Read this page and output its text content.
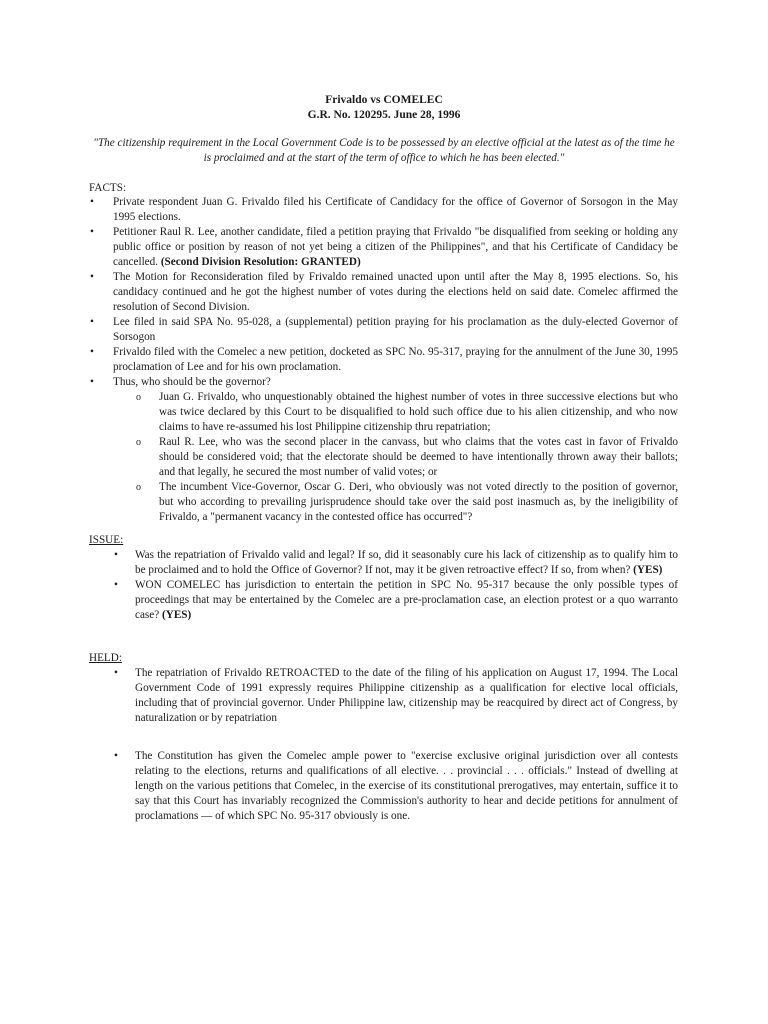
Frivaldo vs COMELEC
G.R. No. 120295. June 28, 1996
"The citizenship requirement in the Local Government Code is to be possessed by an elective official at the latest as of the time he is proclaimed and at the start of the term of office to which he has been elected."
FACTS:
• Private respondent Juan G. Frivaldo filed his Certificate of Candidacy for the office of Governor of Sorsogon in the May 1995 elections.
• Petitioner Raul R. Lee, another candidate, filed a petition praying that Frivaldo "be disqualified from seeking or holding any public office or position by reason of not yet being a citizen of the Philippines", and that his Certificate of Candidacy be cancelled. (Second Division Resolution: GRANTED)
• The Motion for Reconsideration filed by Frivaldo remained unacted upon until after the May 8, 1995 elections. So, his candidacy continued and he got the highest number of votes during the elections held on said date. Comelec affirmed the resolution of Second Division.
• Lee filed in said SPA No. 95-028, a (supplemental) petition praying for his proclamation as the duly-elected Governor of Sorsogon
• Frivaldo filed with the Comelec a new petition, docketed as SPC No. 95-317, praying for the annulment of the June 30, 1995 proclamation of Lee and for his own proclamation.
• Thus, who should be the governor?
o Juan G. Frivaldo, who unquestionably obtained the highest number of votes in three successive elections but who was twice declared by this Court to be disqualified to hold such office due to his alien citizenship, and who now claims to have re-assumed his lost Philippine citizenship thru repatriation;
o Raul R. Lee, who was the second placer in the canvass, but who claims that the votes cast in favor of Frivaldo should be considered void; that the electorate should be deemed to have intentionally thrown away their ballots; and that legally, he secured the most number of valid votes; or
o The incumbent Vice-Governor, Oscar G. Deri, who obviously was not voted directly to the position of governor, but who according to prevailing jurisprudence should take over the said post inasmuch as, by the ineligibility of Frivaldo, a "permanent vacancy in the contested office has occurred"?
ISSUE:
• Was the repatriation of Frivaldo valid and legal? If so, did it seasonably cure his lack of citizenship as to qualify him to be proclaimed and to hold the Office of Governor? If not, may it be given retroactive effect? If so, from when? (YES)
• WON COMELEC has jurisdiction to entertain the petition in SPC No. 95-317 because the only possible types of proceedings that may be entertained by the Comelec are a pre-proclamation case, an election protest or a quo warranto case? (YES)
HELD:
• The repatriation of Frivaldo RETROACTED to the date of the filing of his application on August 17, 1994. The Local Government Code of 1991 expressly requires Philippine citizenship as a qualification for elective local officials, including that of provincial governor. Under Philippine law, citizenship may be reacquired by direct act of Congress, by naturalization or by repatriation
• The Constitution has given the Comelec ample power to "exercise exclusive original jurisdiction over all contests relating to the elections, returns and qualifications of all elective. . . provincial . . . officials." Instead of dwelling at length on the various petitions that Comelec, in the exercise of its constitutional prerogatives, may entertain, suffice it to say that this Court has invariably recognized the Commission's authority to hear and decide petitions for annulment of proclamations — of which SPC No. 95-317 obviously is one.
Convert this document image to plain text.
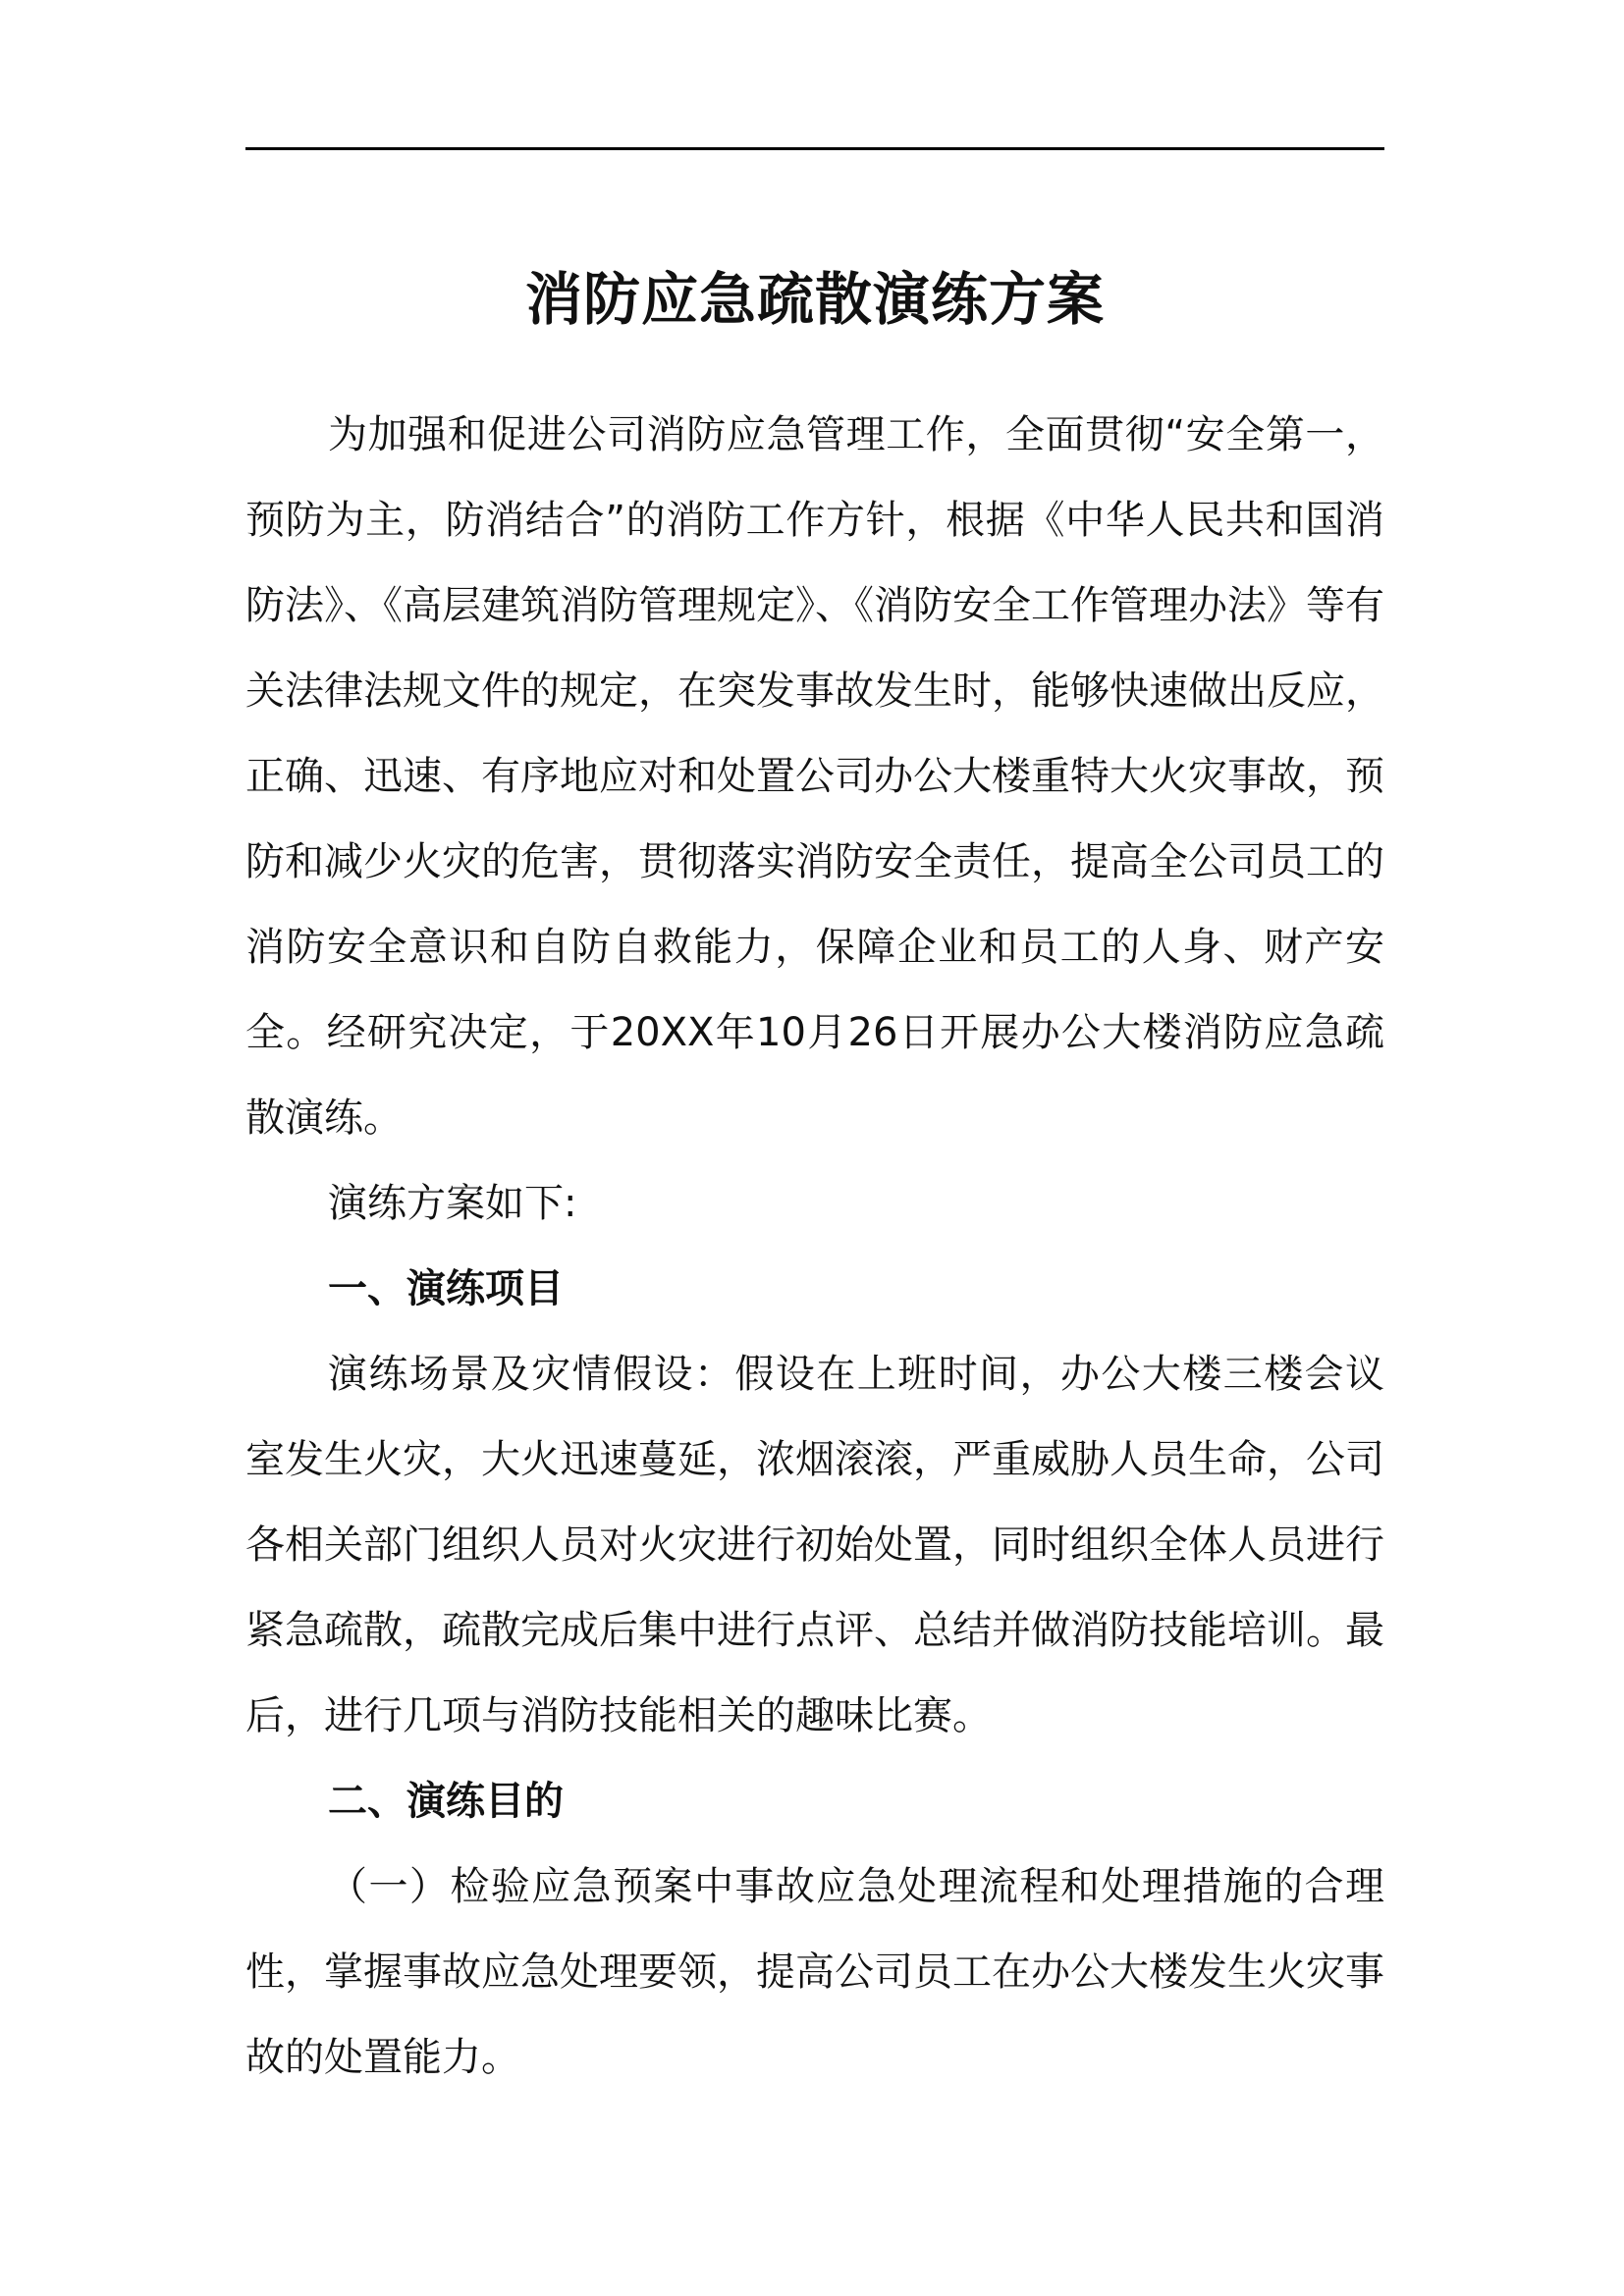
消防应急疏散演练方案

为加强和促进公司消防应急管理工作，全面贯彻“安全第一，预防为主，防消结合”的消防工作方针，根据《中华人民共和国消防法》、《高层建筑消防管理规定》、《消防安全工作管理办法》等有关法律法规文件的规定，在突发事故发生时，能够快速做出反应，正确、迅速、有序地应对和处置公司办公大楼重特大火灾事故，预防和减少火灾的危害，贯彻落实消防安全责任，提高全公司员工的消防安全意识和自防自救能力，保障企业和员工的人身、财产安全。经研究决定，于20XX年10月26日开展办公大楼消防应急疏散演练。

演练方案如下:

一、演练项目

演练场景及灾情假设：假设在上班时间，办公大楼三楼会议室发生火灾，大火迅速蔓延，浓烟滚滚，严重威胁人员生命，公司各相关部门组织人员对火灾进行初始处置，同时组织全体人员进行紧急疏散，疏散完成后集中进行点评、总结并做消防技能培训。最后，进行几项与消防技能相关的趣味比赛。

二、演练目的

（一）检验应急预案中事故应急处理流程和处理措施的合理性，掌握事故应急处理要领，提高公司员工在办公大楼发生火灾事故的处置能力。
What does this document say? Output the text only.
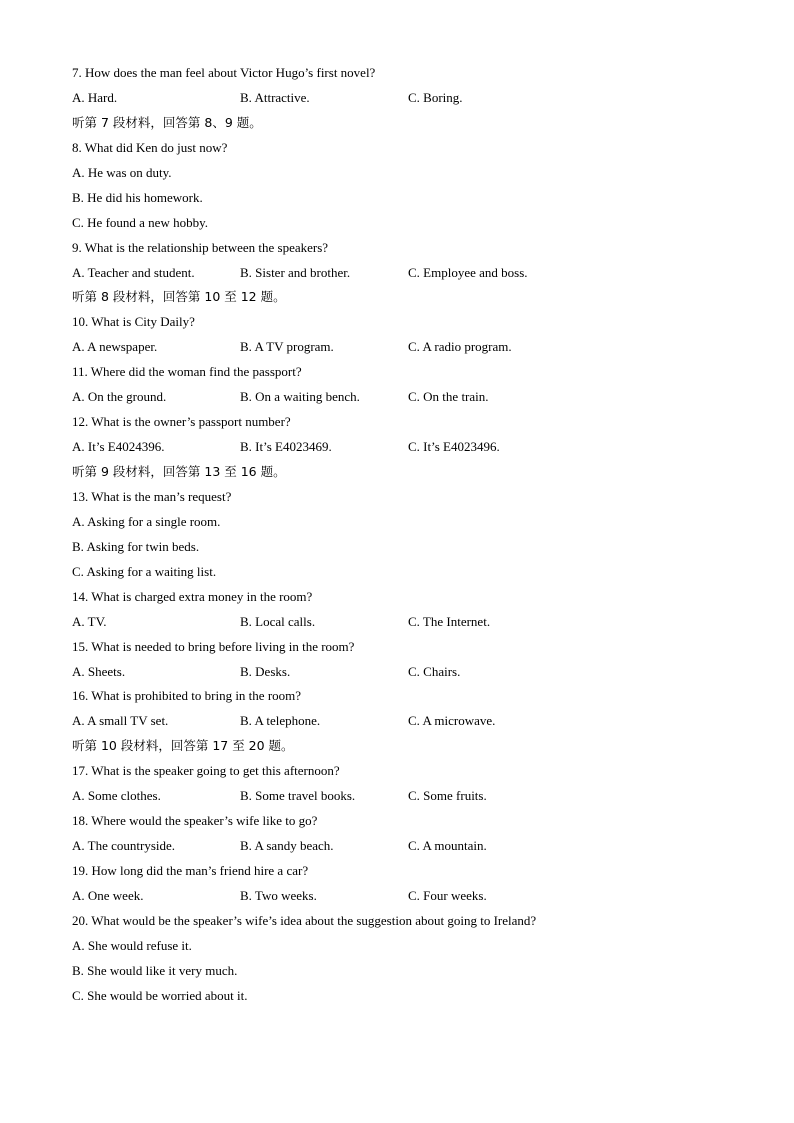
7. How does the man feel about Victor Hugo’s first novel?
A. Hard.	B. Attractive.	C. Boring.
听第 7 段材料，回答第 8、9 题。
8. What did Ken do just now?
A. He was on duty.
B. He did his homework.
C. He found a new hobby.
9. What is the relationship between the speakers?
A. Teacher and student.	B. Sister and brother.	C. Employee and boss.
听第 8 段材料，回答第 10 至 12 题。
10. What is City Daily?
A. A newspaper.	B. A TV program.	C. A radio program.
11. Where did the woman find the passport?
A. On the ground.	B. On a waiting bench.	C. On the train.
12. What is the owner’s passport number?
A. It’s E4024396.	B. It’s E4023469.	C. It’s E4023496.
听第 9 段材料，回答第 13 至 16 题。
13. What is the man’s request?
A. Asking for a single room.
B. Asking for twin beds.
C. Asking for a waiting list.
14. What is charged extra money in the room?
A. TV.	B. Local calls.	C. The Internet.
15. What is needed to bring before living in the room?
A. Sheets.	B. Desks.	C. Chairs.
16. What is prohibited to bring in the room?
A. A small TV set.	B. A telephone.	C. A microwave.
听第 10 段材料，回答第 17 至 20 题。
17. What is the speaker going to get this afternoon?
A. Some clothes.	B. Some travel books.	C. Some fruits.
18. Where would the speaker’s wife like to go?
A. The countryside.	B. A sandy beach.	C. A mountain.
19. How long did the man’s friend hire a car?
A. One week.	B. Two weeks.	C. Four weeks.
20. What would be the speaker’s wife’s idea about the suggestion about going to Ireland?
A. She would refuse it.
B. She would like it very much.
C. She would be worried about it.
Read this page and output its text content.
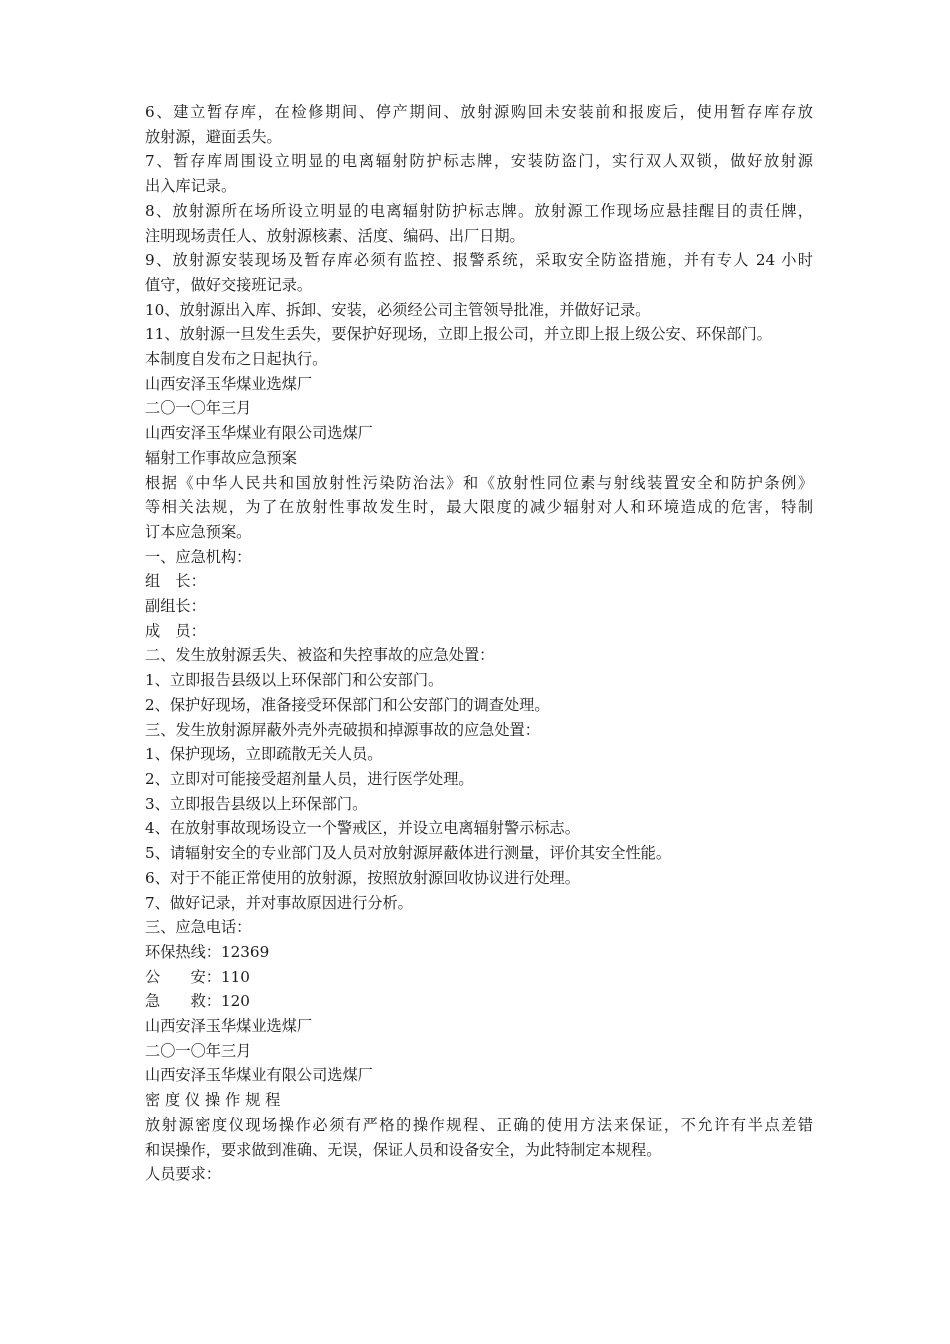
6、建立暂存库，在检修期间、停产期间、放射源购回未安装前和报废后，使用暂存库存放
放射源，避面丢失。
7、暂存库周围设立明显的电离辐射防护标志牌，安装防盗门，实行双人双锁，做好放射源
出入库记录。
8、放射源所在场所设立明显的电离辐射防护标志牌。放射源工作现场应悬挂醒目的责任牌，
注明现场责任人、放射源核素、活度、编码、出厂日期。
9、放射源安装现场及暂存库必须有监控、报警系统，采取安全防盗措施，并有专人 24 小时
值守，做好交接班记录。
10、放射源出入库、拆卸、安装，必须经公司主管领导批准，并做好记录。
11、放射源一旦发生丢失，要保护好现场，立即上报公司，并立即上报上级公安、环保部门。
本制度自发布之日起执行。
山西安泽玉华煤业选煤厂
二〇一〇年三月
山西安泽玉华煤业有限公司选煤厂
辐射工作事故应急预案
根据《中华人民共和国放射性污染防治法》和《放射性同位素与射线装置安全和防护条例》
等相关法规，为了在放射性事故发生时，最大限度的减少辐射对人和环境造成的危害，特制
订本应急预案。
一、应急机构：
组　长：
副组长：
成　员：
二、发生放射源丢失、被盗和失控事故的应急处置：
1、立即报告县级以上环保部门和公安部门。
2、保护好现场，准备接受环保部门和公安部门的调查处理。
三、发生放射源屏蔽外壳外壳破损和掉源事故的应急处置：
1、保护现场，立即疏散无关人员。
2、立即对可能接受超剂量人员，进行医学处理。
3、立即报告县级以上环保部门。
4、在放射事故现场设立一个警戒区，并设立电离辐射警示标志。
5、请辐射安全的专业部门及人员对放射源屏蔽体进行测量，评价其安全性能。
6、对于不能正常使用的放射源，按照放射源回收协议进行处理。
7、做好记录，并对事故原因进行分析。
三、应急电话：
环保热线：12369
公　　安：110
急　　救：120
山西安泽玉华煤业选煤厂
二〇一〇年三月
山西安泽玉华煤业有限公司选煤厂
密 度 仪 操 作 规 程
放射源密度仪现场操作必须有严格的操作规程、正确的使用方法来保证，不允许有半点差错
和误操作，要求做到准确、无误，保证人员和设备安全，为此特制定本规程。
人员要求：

****

TASK STATEMENT:
Within the listing above, copy each line that has the string "which".

SOLUTION TO THE PROBLEM:
"The citizenship requirement in the Local Government Code is to be possessed by an elective official at the latest as of the time he is proclaimed and at the start of the term of office to which he has been elected."
• The Constitution has given the Comelec ample power to "exercise exclusive original jurisdiction over all contests relating to the elections, returns and qualifications of all elective. . . provincial . . . officials." Instead of dwelling at length on the various petitions that Comelec, in the exercise of its constitutional prerogatives, may entertain, suffice it to say that this Court has invariably recognized the Commission's authority to hear and decide petitions for annulment of proclamations — of which SPC No. 95-317 obviously is one.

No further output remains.